§ **Request**: Nothing in the data should change when you return it, but leave the pictures out.

(Data tied to figure images)

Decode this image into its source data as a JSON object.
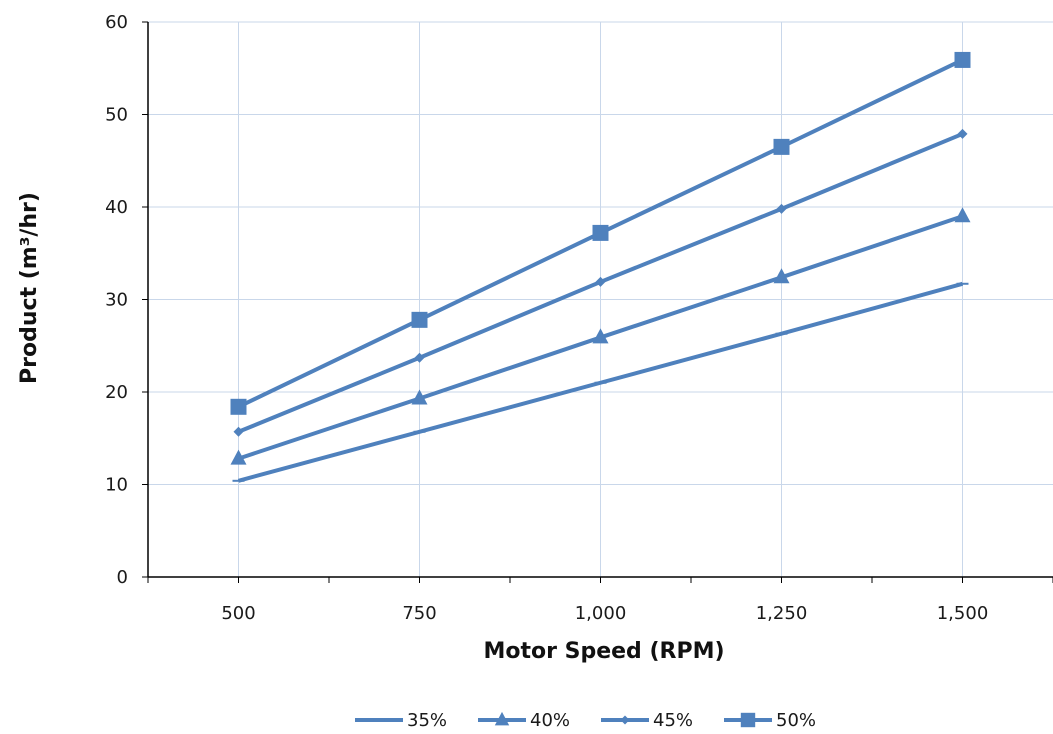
{
  "colors": {
    "series": "#4f81bd",
    "grid": "#c9d7ea",
    "axis": "#000000"
  },
  "chart_data": {
    "type": "line",
    "title": "",
    "xlabel": "Motor Speed (RPM)",
    "ylabel": "Product (m³/hr)",
    "x": [
      500,
      750,
      1000,
      1250,
      1500
    ],
    "x_tick_labels": [
      "500",
      "750",
      "1,000",
      "1,250",
      "1,500"
    ],
    "xlim": [
      375,
      1625
    ],
    "ylim": [
      0,
      60
    ],
    "y_ticks": [
      0,
      10,
      20,
      30,
      40,
      50,
      60
    ],
    "grid": "on (vertical at data x, horizontal at y ticks)",
    "legend_position": "bottom",
    "series": [
      {
        "name": "35%",
        "marker": "dash",
        "values": [
          10.4,
          15.7,
          21.0,
          26.3,
          31.7
        ]
      },
      {
        "name": "40%",
        "marker": "triangle",
        "values": [
          12.8,
          19.3,
          25.9,
          32.4,
          39.0
        ]
      },
      {
        "name": "45%",
        "marker": "diamond",
        "values": [
          15.7,
          23.7,
          31.9,
          39.8,
          47.9
        ]
      },
      {
        "name": "50%",
        "marker": "square",
        "values": [
          18.4,
          27.8,
          37.2,
          46.5,
          55.9
        ]
      }
    ]
  }
}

§ **Solution**:
Decode this image into its source data as a JSON object.
{
  "colors": {
    "series": "#4f81bd",
    "grid": "#c9d7ea",
    "axis": "#000000"
  },
  "chart_data": {
    "type": "line",
    "title": "",
    "xlabel": "Motor Speed (RPM)",
    "ylabel": "Product (m³/hr)",
    "x": [
      500,
      750,
      1000,
      1250,
      1500
    ],
    "x_tick_labels": [
      "500",
      "750",
      "1,000",
      "1,250",
      "1,500"
    ],
    "xlim": [
      375,
      1625
    ],
    "ylim": [
      0,
      60
    ],
    "y_ticks": [
      0,
      10,
      20,
      30,
      40,
      50,
      60
    ],
    "grid": "on (vertical at data x, horizontal at y ticks)",
    "legend_position": "bottom",
    "series": [
      {
        "name": "35%",
        "marker": "dash",
        "values": [
          10.4,
          15.7,
          21.0,
          26.3,
          31.7
        ]
      },
      {
        "name": "40%",
        "marker": "triangle",
        "values": [
          12.8,
          19.3,
          25.9,
          32.4,
          39.0
        ]
      },
      {
        "name": "45%",
        "marker": "diamond",
        "values": [
          15.7,
          23.7,
          31.9,
          39.8,
          47.9
        ]
      },
      {
        "name": "50%",
        "marker": "square",
        "values": [
          18.4,
          27.8,
          37.2,
          46.5,
          55.9
        ]
      }
    ]
  }
}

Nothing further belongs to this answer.